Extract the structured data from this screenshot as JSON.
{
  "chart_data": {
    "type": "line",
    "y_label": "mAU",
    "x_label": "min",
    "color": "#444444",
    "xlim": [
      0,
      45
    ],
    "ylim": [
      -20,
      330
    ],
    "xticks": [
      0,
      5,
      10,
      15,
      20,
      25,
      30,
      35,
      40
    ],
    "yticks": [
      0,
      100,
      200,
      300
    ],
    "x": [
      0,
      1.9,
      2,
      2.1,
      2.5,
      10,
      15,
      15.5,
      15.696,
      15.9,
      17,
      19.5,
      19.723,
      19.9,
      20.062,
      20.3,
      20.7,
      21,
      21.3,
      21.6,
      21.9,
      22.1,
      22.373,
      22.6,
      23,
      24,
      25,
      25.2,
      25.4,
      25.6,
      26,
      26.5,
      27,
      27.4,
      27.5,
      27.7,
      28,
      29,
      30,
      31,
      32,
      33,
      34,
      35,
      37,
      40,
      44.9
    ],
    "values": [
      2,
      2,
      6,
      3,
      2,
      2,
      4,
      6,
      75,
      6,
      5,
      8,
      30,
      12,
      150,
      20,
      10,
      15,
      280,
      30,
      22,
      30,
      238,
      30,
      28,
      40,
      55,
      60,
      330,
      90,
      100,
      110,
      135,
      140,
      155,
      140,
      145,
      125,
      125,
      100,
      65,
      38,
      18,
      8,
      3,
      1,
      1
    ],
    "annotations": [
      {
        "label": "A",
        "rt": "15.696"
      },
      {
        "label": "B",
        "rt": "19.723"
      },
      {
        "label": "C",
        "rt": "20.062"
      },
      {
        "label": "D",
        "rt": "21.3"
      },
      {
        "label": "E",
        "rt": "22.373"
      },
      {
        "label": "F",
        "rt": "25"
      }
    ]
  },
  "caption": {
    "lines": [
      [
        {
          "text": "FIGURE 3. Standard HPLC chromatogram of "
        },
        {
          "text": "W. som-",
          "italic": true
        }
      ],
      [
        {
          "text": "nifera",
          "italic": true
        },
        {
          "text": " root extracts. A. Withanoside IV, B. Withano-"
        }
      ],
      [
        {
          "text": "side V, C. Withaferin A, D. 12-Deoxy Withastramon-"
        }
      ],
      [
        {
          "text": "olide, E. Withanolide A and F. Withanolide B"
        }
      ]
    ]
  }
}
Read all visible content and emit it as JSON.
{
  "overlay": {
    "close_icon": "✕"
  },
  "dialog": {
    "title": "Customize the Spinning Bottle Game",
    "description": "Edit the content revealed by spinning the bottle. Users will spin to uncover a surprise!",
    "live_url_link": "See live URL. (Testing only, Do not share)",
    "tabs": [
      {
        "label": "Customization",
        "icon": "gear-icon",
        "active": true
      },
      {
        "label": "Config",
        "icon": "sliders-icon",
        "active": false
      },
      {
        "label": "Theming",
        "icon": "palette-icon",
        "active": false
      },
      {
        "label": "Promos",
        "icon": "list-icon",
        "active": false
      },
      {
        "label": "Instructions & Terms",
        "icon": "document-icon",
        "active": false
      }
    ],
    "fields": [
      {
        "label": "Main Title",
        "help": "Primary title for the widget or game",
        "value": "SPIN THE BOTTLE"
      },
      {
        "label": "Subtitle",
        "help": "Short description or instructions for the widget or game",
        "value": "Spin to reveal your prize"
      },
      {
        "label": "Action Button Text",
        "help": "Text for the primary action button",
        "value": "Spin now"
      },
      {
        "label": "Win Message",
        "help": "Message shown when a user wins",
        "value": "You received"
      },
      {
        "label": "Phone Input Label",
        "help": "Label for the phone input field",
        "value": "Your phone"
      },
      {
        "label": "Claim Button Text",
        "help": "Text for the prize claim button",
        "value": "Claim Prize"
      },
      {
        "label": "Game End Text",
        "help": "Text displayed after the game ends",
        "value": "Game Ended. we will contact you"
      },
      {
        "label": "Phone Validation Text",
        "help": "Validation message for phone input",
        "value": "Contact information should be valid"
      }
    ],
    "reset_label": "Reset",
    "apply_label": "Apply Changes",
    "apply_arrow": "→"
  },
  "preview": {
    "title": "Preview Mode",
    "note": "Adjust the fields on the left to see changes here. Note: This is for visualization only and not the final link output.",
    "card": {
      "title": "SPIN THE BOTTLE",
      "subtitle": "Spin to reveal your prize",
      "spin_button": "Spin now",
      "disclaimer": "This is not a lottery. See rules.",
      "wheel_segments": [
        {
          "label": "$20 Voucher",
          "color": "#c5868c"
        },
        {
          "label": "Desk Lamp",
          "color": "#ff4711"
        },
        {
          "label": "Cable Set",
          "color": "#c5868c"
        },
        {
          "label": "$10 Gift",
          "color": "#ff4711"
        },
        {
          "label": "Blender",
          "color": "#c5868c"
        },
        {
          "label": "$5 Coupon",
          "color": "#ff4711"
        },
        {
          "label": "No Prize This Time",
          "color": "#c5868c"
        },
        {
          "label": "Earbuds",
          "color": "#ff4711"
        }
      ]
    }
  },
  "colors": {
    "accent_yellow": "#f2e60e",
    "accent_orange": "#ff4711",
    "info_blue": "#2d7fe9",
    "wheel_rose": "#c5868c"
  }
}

--*--

#### Goal
Across the records above, count the lines holding "content" and reply with that number alone.

#### The output
2